- _WRITTEN REQUEST_: Quote each record exactly, please, leaving none out.

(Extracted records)
:::::

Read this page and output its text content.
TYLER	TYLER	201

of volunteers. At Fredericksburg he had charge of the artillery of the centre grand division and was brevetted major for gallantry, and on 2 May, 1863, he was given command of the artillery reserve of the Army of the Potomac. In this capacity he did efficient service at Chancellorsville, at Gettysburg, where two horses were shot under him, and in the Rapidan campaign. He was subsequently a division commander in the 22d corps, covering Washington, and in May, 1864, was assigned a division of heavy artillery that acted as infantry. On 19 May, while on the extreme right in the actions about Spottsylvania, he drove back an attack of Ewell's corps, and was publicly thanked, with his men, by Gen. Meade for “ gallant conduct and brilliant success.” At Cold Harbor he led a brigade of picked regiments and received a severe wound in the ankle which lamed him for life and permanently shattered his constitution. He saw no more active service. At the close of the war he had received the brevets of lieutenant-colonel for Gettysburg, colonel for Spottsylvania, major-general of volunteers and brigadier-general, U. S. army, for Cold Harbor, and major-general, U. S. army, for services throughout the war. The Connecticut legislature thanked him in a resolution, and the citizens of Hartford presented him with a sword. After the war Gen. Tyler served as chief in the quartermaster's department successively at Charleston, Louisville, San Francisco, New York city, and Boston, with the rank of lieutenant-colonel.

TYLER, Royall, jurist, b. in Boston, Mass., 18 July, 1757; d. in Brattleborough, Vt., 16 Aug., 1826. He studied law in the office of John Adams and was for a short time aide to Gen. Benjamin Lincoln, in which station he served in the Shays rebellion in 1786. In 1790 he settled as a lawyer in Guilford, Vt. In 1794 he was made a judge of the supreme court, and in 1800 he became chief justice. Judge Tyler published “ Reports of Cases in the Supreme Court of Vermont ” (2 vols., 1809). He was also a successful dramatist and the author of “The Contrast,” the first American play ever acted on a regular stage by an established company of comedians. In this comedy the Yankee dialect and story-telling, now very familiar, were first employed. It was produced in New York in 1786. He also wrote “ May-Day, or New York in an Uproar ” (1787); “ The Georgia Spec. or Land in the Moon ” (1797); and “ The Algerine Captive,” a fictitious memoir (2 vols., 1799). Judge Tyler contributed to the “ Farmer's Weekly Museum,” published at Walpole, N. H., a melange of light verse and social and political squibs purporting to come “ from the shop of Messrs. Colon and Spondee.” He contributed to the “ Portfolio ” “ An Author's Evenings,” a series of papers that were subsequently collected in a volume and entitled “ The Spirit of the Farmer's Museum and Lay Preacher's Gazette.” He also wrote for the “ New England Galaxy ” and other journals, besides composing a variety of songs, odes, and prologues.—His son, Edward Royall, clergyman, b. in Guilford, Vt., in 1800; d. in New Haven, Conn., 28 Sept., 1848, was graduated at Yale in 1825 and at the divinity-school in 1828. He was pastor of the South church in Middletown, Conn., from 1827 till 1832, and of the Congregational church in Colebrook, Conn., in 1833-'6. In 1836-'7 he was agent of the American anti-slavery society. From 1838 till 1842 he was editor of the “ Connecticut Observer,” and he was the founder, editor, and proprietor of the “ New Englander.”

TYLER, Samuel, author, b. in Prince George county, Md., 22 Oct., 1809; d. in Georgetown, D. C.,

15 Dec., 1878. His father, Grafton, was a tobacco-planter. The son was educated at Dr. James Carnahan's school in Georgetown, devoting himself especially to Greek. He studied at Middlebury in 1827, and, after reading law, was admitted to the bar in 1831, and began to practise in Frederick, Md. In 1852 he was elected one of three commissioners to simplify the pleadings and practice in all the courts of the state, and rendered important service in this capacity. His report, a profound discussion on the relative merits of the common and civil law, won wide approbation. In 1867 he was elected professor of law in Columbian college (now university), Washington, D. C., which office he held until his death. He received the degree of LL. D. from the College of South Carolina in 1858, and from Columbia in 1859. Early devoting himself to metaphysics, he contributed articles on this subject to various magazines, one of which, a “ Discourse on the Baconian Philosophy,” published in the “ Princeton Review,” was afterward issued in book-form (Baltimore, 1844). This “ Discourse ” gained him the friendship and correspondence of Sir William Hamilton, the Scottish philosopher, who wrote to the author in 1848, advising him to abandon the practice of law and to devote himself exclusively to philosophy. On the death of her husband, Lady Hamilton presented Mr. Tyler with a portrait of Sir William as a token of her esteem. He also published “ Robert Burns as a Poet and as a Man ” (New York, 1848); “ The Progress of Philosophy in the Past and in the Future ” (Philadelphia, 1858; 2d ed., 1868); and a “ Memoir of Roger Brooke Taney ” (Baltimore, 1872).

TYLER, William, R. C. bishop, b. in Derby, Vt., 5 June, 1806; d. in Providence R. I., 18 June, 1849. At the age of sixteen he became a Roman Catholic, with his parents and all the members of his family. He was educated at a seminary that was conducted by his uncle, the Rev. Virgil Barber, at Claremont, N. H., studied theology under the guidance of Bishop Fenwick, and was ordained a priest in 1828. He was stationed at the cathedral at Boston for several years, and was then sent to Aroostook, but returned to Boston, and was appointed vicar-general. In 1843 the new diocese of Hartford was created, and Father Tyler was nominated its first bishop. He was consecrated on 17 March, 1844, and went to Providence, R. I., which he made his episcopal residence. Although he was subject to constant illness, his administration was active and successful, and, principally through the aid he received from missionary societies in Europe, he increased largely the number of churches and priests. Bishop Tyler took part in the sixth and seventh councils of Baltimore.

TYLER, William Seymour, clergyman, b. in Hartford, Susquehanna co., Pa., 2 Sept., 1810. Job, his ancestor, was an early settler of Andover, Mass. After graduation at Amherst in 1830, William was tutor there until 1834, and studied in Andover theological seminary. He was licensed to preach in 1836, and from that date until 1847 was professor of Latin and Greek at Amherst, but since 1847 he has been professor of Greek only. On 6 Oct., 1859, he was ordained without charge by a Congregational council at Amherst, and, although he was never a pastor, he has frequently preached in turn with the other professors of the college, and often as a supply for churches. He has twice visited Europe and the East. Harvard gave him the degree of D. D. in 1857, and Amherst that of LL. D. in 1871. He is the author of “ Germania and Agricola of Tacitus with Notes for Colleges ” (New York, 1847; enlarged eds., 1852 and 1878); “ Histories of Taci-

:::::

- _REPLY TO THE EXERCISE_:
Read this page and output its text content.
TYLER	TYLER	201

of volunteers. At Fredericksburg he had charge of the artillery of the centre grand division and was brevetted major for gallantry, and on 2 May, 1863, he was given command of the artillery reserve of the Army of the Potomac. In this capacity he did efficient service at Chancellorsville, at Gettysburg, where two horses were shot under him, and in the Rapidan campaign. He was subsequently a division commander in the 22d corps, covering Washington, and in May, 1864, was assigned a division of heavy artillery that acted as infantry. On 19 May, while on the extreme right in the actions about Spottsylvania, he drove back an attack of Ewell's corps, and was publicly thanked, with his men, by Gen. Meade for “ gallant conduct and brilliant success.” At Cold Harbor he led a brigade of picked regiments and received a severe wound in the ankle which lamed him for life and permanently shattered his constitution. He saw no more active service. At the close of the war he had received the brevets of lieutenant-colonel for Gettysburg, colonel for Spottsylvania, major-general of volunteers and brigadier-general, U. S. army, for Cold Harbor, and major-general, U. S. army, for services throughout the war. The Connecticut legislature thanked him in a resolution, and the citizens of Hartford presented him with a sword. After the war Gen. Tyler served as chief in the quartermaster's department successively at Charleston, Louisville, San Francisco, New York city, and Boston, with the rank of lieutenant-colonel.

TYLER, Royall, jurist, b. in Boston, Mass., 18 July, 1757; d. in Brattleborough, Vt., 16 Aug., 1826. He studied law in the office of John Adams and was for a short time aide to Gen. Benjamin Lincoln, in which station he served in the Shays rebellion in 1786. In 1790 he settled as a lawyer in Guilford, Vt. In 1794 he was made a judge of the supreme court, and in 1800 he became chief justice. Judge Tyler published “ Reports of Cases in the Supreme Court of Vermont ” (2 vols., 1809). He was also a successful dramatist and the author of “The Contrast,” the first American play ever acted on a regular stage by an established company of comedians. In this comedy the Yankee dialect and story-telling, now very familiar, were first employed. It was produced in New York in 1786. He also wrote “ May-Day, or New York in an Uproar ” (1787); “ The Georgia Spec. or Land in the Moon ” (1797); and “ The Algerine Captive,” a fictitious memoir (2 vols., 1799). Judge Tyler contributed to the “ Farmer's Weekly Museum,” published at Walpole, N. H., a melange of light verse and social and political squibs purporting to come “ from the shop of Messrs. Colon and Spondee.” He contributed to the “ Portfolio ” “ An Author's Evenings,” a series of papers that were subsequently collected in a volume and entitled “ The Spirit of the Farmer's Museum and Lay Preacher's Gazette.” He also wrote for the “ New England Galaxy ” and other journals, besides composing a variety of songs, odes, and prologues.—His son, Edward Royall, clergyman, b. in Guilford, Vt., in 1800; d. in New Haven, Conn., 28 Sept., 1848, was graduated at Yale in 1825 and at the divinity-school in 1828. He was pastor of the South church in Middletown, Conn., from 1827 till 1832, and of the Congregational church in Colebrook, Conn., in 1833-'6. In 1836-'7 he was agent of the American anti-slavery society. From 1838 till 1842 he was editor of the “ Connecticut Observer,” and he was the founder, editor, and proprietor of the “ New Englander.”

TYLER, Samuel, author, b. in Prince George county, Md., 22 Oct., 1809; d. in Georgetown, D. C.,

15 Dec., 1878. His father, Grafton, was a tobacco-planter. The son was educated at Dr. James Carnahan's school in Georgetown, devoting himself especially to Greek. He studied at Middlebury in 1827, and, after reading law, was admitted to the bar in 1831, and began to practise in Frederick, Md. In 1852 he was elected one of three commissioners to simplify the pleadings and practice in all the courts of the state, and rendered important service in this capacity. His report, a profound discussion on the relative merits of the common and civil law, won wide approbation. In 1867 he was elected professor of law in Columbian college (now university), Washington, D. C., which office he held until his death. He received the degree of LL. D. from the College of South Carolina in 1858, and from Columbia in 1859. Early devoting himself to metaphysics, he contributed articles on this subject to various magazines, one of which, a “ Discourse on the Baconian Philosophy,” published in the “ Princeton Review,” was afterward issued in book-form (Baltimore, 1844). This “ Discourse ” gained him the friendship and correspondence of Sir William Hamilton, the Scottish philosopher, who wrote to the author in 1848, advising him to abandon the practice of law and to devote himself exclusively to philosophy. On the death of her husband, Lady Hamilton presented Mr. Tyler with a portrait of Sir William as a token of her esteem. He also published “ Robert Burns as a Poet and as a Man ” (New York, 1848); “ The Progress of Philosophy in the Past and in the Future ” (Philadelphia, 1858; 2d ed., 1868); and a “ Memoir of Roger Brooke Taney ” (Baltimore, 1872).

TYLER, William, R. C. bishop, b. in Derby, Vt., 5 June, 1806; d. in Providence R. I., 18 June, 1849. At the age of sixteen he became a Roman Catholic, with his parents and all the members of his family. He was educated at a seminary that was conducted by his uncle, the Rev. Virgil Barber, at Claremont, N. H., studied theology under the guidance of Bishop Fenwick, and was ordained a priest in 1828. He was stationed at the cathedral at Boston for several years, and was then sent to Aroostook, but returned to Boston, and was appointed vicar-general. In 1843 the new diocese of Hartford was created, and Father Tyler was nominated its first bishop. He was consecrated on 17 March, 1844, and went to Providence, R. I., which he made his episcopal residence. Although he was subject to constant illness, his administration was active and successful, and, principally through the aid he received from missionary societies in Europe, he increased largely the number of churches and priests. Bishop Tyler took part in the sixth and seventh councils of Baltimore.

TYLER, William Seymour, clergyman, b. in Hartford, Susquehanna co., Pa., 2 Sept., 1810. Job, his ancestor, was an early settler of Andover, Mass. After graduation at Amherst in 1830, William was tutor there until 1834, and studied in Andover theological seminary. He was licensed to preach in 1836, and from that date until 1847 was professor of Latin and Greek at Amherst, but since 1847 he has been professor of Greek only. On 6 Oct., 1859, he was ordained without charge by a Congregational council at Amherst, and, although he was never a pastor, he has frequently preached in turn with the other professors of the college, and often as a supply for churches. He has twice visited Europe and the East. Harvard gave him the degree of D. D. in 1857, and Amherst that of LL. D. in 1871. He is the author of “ Germania and Agricola of Tacitus with Notes for Colleges ” (New York, 1847; enlarged eds., 1852 and 1878); “ Histories of Taci-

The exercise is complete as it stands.